■ Information supplied
□ □ □

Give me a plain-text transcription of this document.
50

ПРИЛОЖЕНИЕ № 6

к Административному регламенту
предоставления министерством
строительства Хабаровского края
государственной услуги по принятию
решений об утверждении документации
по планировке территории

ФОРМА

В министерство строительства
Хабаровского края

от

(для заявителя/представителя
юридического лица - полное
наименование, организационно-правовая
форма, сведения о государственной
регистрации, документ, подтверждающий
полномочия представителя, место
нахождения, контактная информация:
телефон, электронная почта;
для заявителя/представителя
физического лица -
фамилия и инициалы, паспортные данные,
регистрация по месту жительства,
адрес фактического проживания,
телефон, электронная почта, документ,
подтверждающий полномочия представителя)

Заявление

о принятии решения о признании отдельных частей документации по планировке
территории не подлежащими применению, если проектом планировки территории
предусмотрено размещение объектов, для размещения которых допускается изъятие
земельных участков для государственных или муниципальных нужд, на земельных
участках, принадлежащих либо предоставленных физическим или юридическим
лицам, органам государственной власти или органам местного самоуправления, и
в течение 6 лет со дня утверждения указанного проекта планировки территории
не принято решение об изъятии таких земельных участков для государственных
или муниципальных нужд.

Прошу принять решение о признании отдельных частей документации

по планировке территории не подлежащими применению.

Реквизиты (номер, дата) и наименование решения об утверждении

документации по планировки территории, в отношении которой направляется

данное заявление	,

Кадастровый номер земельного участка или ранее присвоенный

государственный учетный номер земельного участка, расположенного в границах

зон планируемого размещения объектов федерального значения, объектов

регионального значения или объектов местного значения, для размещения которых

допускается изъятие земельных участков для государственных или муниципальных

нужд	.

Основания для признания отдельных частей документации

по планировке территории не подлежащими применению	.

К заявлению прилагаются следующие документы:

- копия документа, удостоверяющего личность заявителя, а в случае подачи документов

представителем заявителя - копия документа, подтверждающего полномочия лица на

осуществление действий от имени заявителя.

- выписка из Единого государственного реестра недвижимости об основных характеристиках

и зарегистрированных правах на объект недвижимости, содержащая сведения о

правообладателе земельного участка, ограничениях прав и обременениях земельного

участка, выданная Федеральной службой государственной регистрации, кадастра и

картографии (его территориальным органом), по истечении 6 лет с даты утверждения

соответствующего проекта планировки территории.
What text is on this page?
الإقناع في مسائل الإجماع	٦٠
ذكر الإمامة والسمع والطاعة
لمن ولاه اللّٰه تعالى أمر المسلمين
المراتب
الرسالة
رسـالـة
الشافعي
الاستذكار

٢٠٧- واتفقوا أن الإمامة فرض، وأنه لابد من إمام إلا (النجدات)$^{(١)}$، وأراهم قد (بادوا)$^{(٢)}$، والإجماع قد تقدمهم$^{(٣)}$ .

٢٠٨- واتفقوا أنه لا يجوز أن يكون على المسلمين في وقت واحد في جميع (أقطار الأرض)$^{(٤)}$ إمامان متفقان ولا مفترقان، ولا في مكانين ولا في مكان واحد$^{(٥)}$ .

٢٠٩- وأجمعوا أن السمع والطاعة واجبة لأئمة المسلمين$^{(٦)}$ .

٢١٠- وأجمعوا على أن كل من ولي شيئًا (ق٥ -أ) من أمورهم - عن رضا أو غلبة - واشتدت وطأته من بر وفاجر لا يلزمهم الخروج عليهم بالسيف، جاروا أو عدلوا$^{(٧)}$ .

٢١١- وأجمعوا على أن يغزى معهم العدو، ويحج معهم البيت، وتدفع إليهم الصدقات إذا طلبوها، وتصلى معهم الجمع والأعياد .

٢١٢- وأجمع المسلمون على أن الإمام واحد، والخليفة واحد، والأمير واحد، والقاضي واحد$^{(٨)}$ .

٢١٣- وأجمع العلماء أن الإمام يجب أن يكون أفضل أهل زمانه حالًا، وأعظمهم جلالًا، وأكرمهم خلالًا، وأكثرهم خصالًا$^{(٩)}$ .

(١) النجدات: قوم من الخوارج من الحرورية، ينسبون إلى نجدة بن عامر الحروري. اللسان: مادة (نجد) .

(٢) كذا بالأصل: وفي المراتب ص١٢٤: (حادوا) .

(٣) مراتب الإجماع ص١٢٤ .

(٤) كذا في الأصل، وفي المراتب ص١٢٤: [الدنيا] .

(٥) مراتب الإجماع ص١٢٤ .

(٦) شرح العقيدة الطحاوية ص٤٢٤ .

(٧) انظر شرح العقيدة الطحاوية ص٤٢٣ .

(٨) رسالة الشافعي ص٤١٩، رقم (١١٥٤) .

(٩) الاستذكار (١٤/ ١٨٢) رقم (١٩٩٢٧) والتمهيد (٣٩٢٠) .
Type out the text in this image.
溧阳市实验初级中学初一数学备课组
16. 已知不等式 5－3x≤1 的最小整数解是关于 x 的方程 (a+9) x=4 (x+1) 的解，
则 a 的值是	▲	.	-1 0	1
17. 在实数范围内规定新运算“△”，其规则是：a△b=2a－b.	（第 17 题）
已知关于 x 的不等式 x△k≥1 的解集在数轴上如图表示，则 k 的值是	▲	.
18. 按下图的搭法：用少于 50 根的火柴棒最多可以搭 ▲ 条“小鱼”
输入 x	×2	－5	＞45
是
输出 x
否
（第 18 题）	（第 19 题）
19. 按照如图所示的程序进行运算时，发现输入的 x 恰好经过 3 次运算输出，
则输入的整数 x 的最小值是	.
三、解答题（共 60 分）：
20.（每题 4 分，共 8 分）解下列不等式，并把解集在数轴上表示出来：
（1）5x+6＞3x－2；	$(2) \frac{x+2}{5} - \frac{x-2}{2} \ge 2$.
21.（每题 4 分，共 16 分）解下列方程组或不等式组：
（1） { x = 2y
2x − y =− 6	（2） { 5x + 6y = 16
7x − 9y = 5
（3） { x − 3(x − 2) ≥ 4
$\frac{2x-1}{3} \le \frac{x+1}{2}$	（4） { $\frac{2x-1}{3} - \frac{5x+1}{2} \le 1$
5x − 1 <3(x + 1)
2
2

□ □ □

■ Exercise task
Every entry should be printed again exactly as it stands.

■ Completed task
Give me a plain-text transcription of this document.
50

ПРИЛОЖЕНИЕ № 6

к Административному регламенту
предоставления министерством
строительства Хабаровского края
государственной услуги по принятию
решений об утверждении документации
по планировке территории

ФОРМА

В министерство строительства
Хабаровского края

от

(для заявителя/представителя
юридического лица - полное
наименование, организационно-правовая
форма, сведения о государственной
регистрации, документ, подтверждающий
полномочия представителя, место
нахождения, контактная информация:
телефон, электронная почта;
для заявителя/представителя
физического лица -
фамилия и инициалы, паспортные данные,
регистрация по месту жительства,
адрес фактического проживания,
телефон, электронная почта, документ,
подтверждающий полномочия представителя)

Заявление

о принятии решения о признании отдельных частей документации по планировке
территории не подлежащими применению, если проектом планировки территории
предусмотрено размещение объектов, для размещения которых допускается изъятие
земельных участков для государственных или муниципальных нужд, на земельных
участках, принадлежащих либо предоставленных физическим или юридическим
лицам, органам государственной власти или органам местного самоуправления, и
в течение 6 лет со дня утверждения указанного проекта планировки территории
не принято решение об изъятии таких земельных участков для государственных
или муниципальных нужд.

Прошу принять решение о признании отдельных частей документации

по планировке территории не подлежащими применению.

Реквизиты (номер, дата) и наименование решения об утверждении

документации по планировки территории, в отношении которой направляется

данное заявление	,

Кадастровый номер земельного участка или ранее присвоенный

государственный учетный номер земельного участка, расположенного в границах

зон планируемого размещения объектов федерального значения, объектов

регионального значения или объектов местного значения, для размещения которых

допускается изъятие земельных участков для государственных или муниципальных

нужд	.

Основания для признания отдельных частей документации

по планировке территории не подлежащими применению	.

К заявлению прилагаются следующие документы:

- копия документа, удостоверяющего личность заявителя, а в случае подачи документов

представителем заявителя - копия документа, подтверждающего полномочия лица на

осуществление действий от имени заявителя.

- выписка из Единого государственного реестра недвижимости об основных характеристиках

и зарегистрированных правах на объект недвижимости, содержащая сведения о

правообладателе земельного участка, ограничениях прав и обременениях земельного

участка, выданная Федеральной службой государственной регистрации, кадастра и

картографии (его территориальным органом), по истечении 6 лет с даты утверждения

соответствующего проекта планировки территории.
What text is on this page?
الإقناع في مسائل الإجماع	٦٠
ذكر الإمامة والسمع والطاعة
لمن ولاه اللّٰه تعالى أمر المسلمين
المراتب
الرسالة
رسـالـة
الشافعي
الاستذكار

٢٠٧- واتفقوا أن الإمامة فرض، وأنه لابد من إمام إلا (النجدات)$^{(١)}$، وأراهم قد (بادوا)$^{(٢)}$، والإجماع قد تقدمهم$^{(٣)}$ .

٢٠٨- واتفقوا أنه لا يجوز أن يكون على المسلمين في وقت واحد في جميع (أقطار الأرض)$^{(٤)}$ إمامان متفقان ولا مفترقان، ولا في مكانين ولا في مكان واحد$^{(٥)}$ .

٢٠٩- وأجمعوا أن السمع والطاعة واجبة لأئمة المسلمين$^{(٦)}$ .

٢١٠- وأجمعوا على أن كل من ولي شيئًا (ق٥ -أ) من أمورهم - عن رضا أو غلبة - واشتدت وطأته من بر وفاجر لا يلزمهم الخروج عليهم بالسيف، جاروا أو عدلوا$^{(٧)}$ .

٢١١- وأجمعوا على أن يغزى معهم العدو، ويحج معهم البيت، وتدفع إليهم الصدقات إذا طلبوها، وتصلى معهم الجمع والأعياد .

٢١٢- وأجمع المسلمون على أن الإمام واحد، والخليفة واحد، والأمير واحد، والقاضي واحد$^{(٨)}$ .

٢١٣- وأجمع العلماء أن الإمام يجب أن يكون أفضل أهل زمانه حالًا، وأعظمهم جلالًا، وأكرمهم خلالًا، وأكثرهم خصالًا$^{(٩)}$ .

(١) النجدات: قوم من الخوارج من الحرورية، ينسبون إلى نجدة بن عامر الحروري. اللسان: مادة (نجد) .

(٢) كذا بالأصل: وفي المراتب ص١٢٤: (حادوا) .

(٣) مراتب الإجماع ص١٢٤ .

(٤) كذا في الأصل، وفي المراتب ص١٢٤: [الدنيا] .

(٥) مراتب الإجماع ص١٢٤ .

(٦) شرح العقيدة الطحاوية ص٤٢٤ .

(٧) انظر شرح العقيدة الطحاوية ص٤٢٣ .

(٨) رسالة الشافعي ص٤١٩، رقم (١١٥٤) .

(٩) الاستذكار (١٤/ ١٨٢) رقم (١٩٩٢٧) والتمهيد (٣٩٢٠) .
Type out the text in this image.
溧阳市实验初级中学初一数学备课组
16. 已知不等式 5－3x≤1 的最小整数解是关于 x 的方程 (a+9) x=4 (x+1) 的解，
则 a 的值是	▲	.	-1 0	1
17. 在实数范围内规定新运算“△”，其规则是：a△b=2a－b.	（第 17 题）
已知关于 x 的不等式 x△k≥1 的解集在数轴上如图表示，则 k 的值是	▲	.
18. 按下图的搭法：用少于 50 根的火柴棒最多可以搭 ▲ 条“小鱼”
输入 x	×2	－5	＞45
是
输出 x
否
（第 18 题）	（第 19 题）
19. 按照如图所示的程序进行运算时，发现输入的 x 恰好经过 3 次运算输出，
则输入的整数 x 的最小值是	.
三、解答题（共 60 分）：
20.（每题 4 分，共 8 分）解下列不等式，并把解集在数轴上表示出来：
（1）5x+6＞3x－2；	$(2) \frac{x+2}{5} - \frac{x-2}{2} \ge 2$.
21.（每题 4 分，共 16 分）解下列方程组或不等式组：
（1） { x = 2y
2x − y =− 6	（2） { 5x + 6y = 16
7x − 9y = 5
（3） { x − 3(x − 2) ≥ 4
$\frac{2x-1}{3} \le \frac{x+1}{2}$	（4） { $\frac{2x-1}{3} - \frac{5x+1}{2} \le 1$
5x − 1 <3(x + 1)
2
2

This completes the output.